[Some records]
-*-*-
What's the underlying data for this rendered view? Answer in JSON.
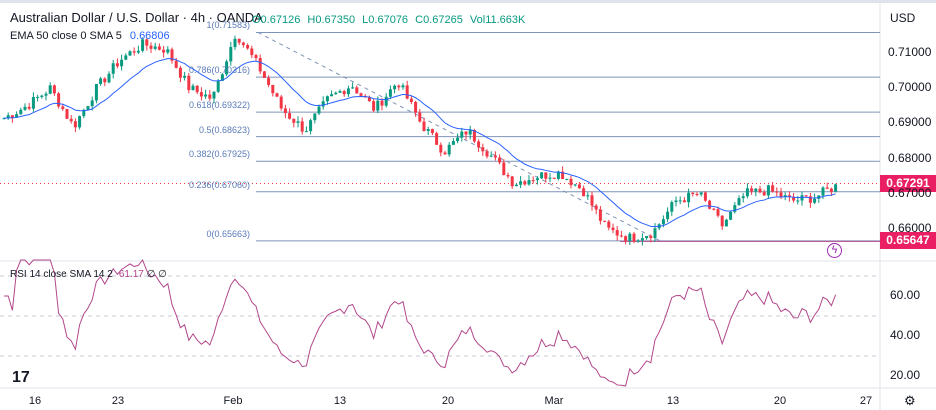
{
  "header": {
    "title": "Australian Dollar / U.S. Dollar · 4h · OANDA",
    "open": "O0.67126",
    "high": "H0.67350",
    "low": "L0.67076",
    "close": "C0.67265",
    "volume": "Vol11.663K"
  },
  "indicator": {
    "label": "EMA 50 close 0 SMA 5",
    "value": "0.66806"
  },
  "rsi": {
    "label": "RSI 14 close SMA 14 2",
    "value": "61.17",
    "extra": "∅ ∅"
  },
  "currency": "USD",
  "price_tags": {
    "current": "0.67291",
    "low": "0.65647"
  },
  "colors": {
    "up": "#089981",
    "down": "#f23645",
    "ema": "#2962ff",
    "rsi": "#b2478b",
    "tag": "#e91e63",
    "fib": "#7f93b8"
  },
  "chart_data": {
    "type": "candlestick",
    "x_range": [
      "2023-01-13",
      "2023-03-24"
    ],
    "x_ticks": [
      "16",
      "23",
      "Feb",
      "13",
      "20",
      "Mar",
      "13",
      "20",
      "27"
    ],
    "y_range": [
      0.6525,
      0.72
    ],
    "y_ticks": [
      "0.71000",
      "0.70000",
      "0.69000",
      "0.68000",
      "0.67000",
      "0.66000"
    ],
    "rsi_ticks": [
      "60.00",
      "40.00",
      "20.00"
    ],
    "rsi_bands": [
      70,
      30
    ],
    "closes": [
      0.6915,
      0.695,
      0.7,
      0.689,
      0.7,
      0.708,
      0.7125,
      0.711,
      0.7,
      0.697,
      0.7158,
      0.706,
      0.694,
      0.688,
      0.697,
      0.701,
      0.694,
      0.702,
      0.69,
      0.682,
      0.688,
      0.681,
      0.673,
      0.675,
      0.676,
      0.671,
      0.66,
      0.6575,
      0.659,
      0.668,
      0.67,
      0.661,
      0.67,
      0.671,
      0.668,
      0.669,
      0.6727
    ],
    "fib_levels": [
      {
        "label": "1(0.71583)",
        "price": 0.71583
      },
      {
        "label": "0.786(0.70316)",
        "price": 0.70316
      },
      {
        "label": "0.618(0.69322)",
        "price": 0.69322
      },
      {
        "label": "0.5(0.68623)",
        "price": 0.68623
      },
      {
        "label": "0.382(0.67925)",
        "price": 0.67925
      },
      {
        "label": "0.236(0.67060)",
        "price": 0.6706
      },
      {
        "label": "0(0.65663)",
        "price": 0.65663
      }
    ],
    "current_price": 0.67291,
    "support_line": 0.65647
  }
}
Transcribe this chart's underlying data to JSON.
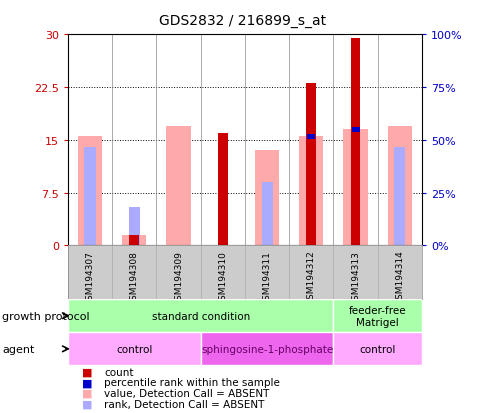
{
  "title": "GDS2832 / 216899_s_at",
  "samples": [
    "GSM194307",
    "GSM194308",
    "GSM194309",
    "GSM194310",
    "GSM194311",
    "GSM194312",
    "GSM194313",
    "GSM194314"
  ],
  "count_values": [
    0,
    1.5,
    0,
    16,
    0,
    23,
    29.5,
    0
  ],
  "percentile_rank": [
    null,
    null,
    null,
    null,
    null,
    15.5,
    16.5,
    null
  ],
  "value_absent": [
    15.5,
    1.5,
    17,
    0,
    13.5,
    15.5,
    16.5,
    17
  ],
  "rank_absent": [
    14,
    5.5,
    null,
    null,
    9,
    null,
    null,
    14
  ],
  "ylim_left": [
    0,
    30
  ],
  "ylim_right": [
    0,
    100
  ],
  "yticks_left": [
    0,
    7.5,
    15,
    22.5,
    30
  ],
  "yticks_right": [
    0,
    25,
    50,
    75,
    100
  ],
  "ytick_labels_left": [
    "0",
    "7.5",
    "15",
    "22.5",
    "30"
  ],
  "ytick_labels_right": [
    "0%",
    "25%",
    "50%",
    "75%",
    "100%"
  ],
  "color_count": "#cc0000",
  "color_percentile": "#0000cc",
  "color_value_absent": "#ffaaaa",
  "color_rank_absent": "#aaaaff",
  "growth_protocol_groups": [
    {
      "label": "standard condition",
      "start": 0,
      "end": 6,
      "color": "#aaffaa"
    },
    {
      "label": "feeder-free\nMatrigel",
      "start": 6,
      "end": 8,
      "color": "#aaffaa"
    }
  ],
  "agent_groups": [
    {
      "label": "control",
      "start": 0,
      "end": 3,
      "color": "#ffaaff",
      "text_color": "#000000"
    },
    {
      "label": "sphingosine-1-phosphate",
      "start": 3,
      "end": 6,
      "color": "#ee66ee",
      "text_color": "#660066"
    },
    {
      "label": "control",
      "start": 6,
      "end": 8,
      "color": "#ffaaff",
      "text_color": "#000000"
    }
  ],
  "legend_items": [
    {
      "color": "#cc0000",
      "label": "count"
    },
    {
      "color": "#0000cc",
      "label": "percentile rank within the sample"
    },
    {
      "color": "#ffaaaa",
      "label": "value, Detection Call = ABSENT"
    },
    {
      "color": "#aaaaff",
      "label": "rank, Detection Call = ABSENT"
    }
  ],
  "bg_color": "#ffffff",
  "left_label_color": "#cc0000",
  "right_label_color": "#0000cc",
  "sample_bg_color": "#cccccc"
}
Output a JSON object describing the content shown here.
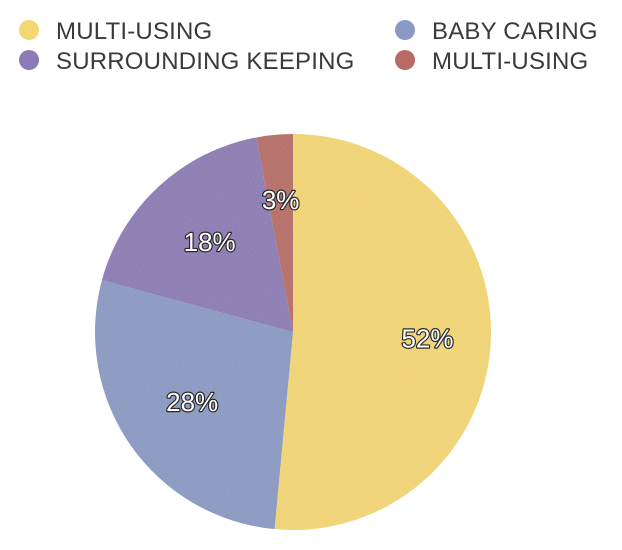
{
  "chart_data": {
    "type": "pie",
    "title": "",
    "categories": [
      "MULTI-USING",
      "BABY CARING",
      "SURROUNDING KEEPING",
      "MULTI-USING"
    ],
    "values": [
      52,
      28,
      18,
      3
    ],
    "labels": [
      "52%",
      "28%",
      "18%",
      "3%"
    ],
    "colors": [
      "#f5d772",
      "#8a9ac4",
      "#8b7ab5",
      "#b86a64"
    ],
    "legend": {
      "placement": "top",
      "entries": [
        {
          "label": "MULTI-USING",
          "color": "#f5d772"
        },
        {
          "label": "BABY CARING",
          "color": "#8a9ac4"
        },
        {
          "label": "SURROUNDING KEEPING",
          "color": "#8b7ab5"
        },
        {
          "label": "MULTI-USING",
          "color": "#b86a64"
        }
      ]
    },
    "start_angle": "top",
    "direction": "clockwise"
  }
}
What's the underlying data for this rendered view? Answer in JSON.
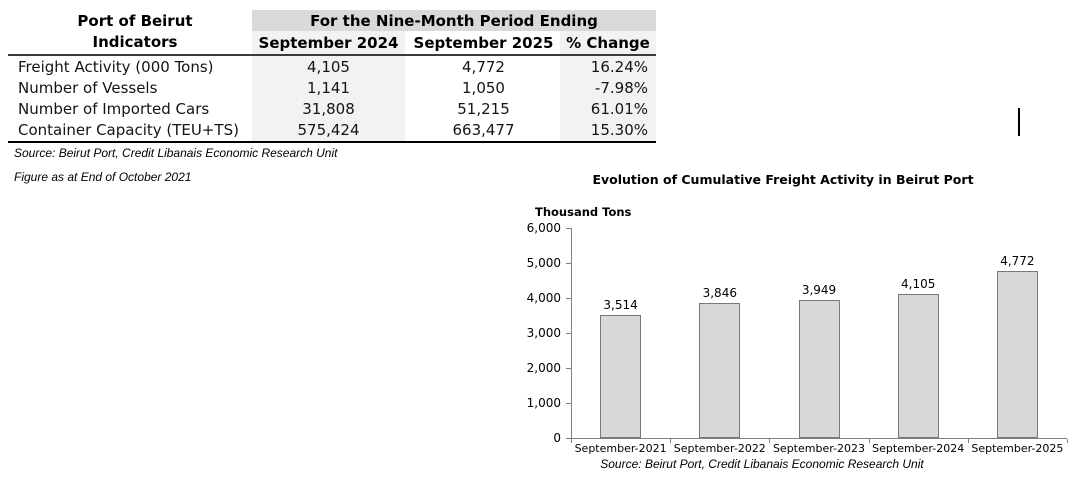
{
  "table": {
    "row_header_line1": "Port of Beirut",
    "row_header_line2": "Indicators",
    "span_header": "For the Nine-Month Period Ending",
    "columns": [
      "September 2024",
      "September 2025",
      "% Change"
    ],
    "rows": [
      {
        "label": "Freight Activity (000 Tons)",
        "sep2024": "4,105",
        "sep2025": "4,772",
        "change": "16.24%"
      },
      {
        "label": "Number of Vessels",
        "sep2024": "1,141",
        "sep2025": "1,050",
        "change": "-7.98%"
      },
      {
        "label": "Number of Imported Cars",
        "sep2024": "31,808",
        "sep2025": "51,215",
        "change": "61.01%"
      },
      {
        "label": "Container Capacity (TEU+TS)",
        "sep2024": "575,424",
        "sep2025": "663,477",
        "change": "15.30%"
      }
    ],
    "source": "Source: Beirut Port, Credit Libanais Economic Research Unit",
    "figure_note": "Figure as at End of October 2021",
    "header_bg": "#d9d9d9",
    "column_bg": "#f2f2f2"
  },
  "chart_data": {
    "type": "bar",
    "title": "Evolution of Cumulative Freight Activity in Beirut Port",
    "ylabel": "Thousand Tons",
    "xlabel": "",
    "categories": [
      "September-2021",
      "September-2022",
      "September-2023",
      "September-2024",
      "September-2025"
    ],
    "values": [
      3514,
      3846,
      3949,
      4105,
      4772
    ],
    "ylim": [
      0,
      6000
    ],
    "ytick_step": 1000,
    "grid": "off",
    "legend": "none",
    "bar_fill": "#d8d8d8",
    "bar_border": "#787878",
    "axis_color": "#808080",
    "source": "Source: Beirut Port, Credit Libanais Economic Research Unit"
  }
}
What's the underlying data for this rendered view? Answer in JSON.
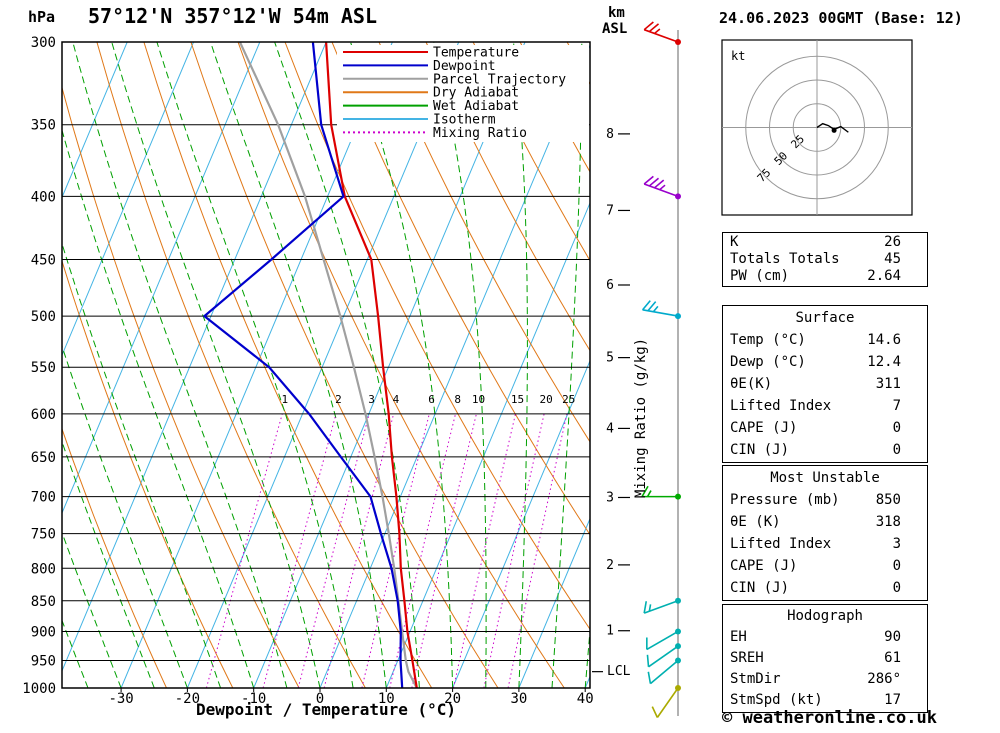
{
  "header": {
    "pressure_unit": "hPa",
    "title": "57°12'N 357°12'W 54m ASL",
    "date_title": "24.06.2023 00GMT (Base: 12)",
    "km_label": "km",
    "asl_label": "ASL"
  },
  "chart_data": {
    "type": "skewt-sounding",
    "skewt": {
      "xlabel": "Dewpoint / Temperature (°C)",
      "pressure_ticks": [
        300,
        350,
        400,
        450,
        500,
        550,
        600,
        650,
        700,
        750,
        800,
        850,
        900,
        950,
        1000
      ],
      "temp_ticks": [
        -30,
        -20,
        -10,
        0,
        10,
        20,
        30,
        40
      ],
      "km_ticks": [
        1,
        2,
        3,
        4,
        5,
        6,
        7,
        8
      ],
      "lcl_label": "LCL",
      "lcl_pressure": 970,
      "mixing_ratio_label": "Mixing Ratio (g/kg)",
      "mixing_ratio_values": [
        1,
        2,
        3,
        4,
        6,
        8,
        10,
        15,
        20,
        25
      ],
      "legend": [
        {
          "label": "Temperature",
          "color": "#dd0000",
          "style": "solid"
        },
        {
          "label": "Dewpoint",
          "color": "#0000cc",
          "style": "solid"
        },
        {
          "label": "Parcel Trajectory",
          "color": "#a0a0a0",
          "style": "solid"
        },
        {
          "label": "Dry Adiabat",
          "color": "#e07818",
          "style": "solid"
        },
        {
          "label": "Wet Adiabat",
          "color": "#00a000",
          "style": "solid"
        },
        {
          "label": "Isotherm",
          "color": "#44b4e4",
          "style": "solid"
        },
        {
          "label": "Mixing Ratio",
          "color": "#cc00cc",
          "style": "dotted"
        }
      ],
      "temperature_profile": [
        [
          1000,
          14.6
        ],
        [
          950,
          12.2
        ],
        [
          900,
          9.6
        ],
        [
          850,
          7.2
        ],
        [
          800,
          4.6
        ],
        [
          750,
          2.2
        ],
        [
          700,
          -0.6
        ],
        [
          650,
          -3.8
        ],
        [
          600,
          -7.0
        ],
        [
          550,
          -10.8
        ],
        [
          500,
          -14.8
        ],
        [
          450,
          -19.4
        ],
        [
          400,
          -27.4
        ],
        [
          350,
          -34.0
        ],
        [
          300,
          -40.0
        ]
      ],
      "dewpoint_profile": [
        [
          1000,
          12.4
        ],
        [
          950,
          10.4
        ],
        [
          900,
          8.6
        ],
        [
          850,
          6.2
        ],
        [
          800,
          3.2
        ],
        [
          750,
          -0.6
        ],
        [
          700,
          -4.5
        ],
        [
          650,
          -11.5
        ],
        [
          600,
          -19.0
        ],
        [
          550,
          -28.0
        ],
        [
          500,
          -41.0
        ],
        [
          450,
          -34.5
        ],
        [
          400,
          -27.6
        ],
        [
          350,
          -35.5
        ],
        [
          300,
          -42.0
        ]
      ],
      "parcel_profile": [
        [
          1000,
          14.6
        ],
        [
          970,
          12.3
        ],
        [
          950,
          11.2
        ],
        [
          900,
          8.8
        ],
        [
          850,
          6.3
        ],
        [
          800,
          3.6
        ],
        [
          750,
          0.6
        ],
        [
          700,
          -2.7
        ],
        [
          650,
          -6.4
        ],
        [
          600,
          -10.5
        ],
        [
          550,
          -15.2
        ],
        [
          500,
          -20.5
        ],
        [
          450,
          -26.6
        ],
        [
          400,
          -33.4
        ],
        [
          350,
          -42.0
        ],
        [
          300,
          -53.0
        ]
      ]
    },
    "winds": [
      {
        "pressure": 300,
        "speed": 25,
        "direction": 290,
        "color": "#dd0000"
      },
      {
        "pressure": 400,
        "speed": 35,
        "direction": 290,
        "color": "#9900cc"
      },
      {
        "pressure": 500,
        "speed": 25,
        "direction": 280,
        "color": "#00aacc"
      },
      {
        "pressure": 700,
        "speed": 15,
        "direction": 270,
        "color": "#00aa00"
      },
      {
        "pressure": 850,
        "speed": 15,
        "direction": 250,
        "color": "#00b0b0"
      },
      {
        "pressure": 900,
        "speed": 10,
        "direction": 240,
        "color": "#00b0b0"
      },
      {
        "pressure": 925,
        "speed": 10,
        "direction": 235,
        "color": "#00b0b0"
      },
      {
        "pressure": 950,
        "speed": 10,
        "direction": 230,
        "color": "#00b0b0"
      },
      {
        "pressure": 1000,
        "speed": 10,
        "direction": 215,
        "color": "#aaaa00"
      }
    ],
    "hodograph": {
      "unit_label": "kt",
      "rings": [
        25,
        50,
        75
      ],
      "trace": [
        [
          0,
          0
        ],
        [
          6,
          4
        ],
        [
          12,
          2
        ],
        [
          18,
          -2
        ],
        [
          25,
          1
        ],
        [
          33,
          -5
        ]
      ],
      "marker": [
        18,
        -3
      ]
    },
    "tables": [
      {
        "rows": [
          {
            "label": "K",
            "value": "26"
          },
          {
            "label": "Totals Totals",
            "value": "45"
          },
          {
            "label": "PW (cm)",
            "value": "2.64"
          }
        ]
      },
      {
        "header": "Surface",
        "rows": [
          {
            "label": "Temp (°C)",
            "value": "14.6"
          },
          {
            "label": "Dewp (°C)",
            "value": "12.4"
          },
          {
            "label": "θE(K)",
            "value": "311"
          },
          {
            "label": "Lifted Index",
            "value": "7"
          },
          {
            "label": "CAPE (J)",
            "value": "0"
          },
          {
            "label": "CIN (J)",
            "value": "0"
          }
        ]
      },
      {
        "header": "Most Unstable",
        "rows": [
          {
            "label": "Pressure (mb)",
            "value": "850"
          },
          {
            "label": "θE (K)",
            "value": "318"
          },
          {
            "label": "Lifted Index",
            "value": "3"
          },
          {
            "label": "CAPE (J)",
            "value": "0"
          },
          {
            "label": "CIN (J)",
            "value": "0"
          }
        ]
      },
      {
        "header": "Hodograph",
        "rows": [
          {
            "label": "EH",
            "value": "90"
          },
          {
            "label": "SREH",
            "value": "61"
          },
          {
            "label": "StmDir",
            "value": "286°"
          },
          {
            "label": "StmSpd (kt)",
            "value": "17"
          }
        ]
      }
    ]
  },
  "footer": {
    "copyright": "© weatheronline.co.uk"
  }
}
-*-*-
Do this:
List all lines where "SURROUNDING" occurs.

Final result:
      "SURROUNDING KEEPING",
          "label": "SURROUNDING KEEPING",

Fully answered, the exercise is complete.